-- Exercise objective --
Find the string "dann" in the listing and report every line that has it.

--

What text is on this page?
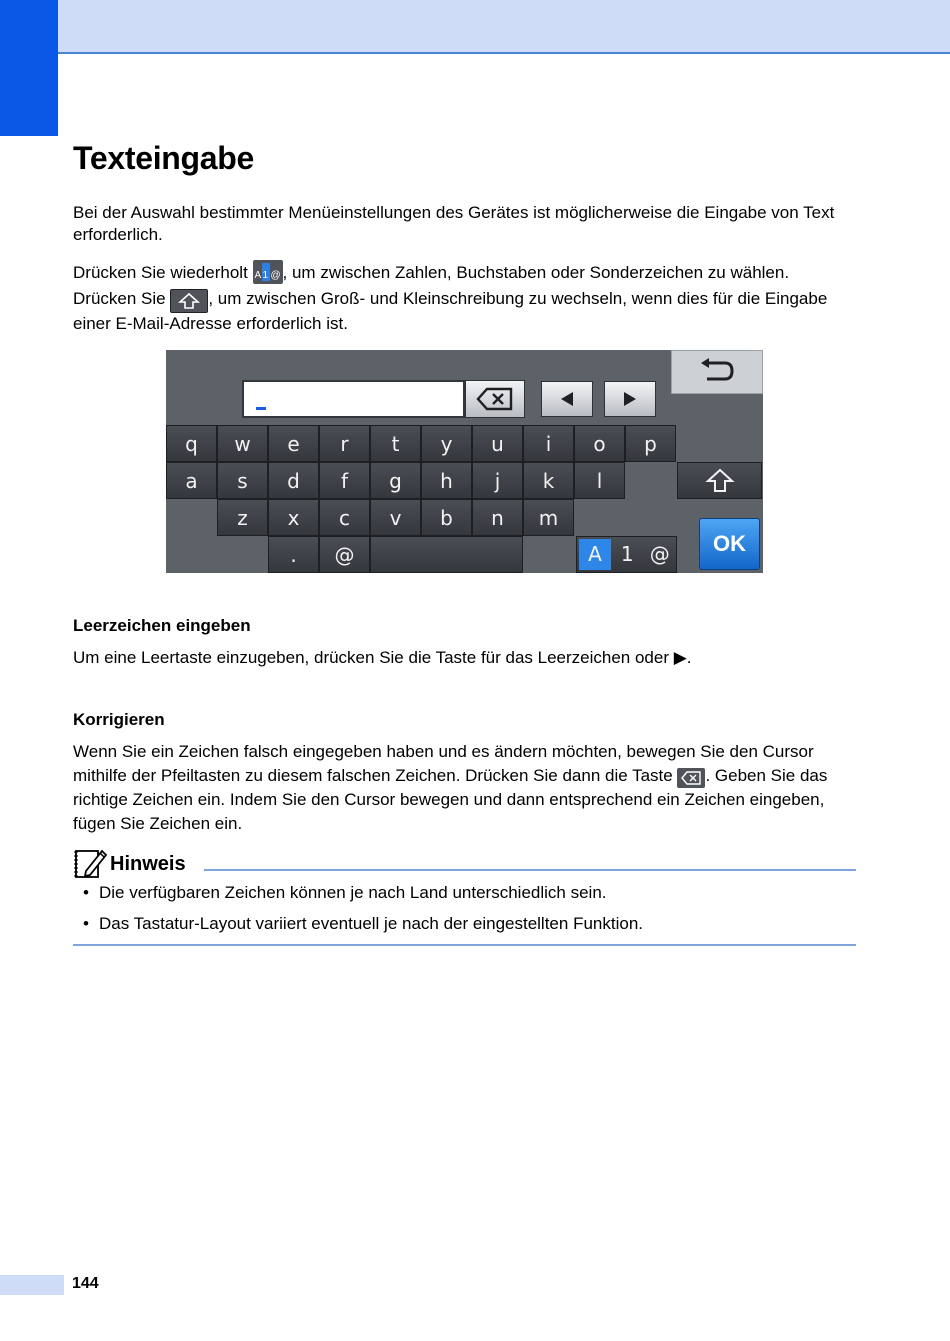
Texteingabe

Bei der Auswahl bestimmter Menüeinstellungen des Gerätes ist möglicherweise die Eingabe von Text erforderlich.

Drücken Sie wiederholt A 1 @ , um zwischen Zahlen, Buchstaben oder Sonderzeichen zu wählen.

Drücken Sie
, um zwischen Groß- und Kleinschreibung zu wechseln, wenn dies für die Eingabe einer E-Mail-Adresse erforderlich ist.

q	w	e	r	t	y	u	i	o	p
a	s	d	f	g	h	j	k	l
z	x	c	v	b	n	m
.	@	A 1 @	OK
Leerzeichen eingeben

Um eine Leertaste einzugeben, drücken Sie die Taste für das Leerzeichen oder ▶.

Korrigieren

Wenn Sie ein Zeichen falsch eingegeben haben und es ändern möchten, bewegen Sie den Cursor mithilfe der Pfeiltasten zu diesem falschen Zeichen. Drücken Sie dann die Taste
. Geben Sie das richtige Zeichen ein. Indem Sie den Cursor bewegen und dann entsprechend ein Zeichen eingeben, fügen Sie Zeichen ein.

Hinweis
• Die verfügbaren Zeichen können je nach Land unterschiedlich sein.
• Das Tastatur-Layout variiert eventuell je nach der eingestellten Funktion.
144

--

-- Reply to the exercise --
Wenn Sie ein Zeichen falsch eingegeben haben und es ändern möchten, bewegen Sie den Cursor mithilfe der Pfeiltasten zu diesem falschen Zeichen. Drücken Sie dann die Taste
. Geben Sie das richtige Zeichen ein. Indem Sie den Cursor bewegen und dann entsprechend ein Zeichen eingeben, fügen Sie Zeichen ein.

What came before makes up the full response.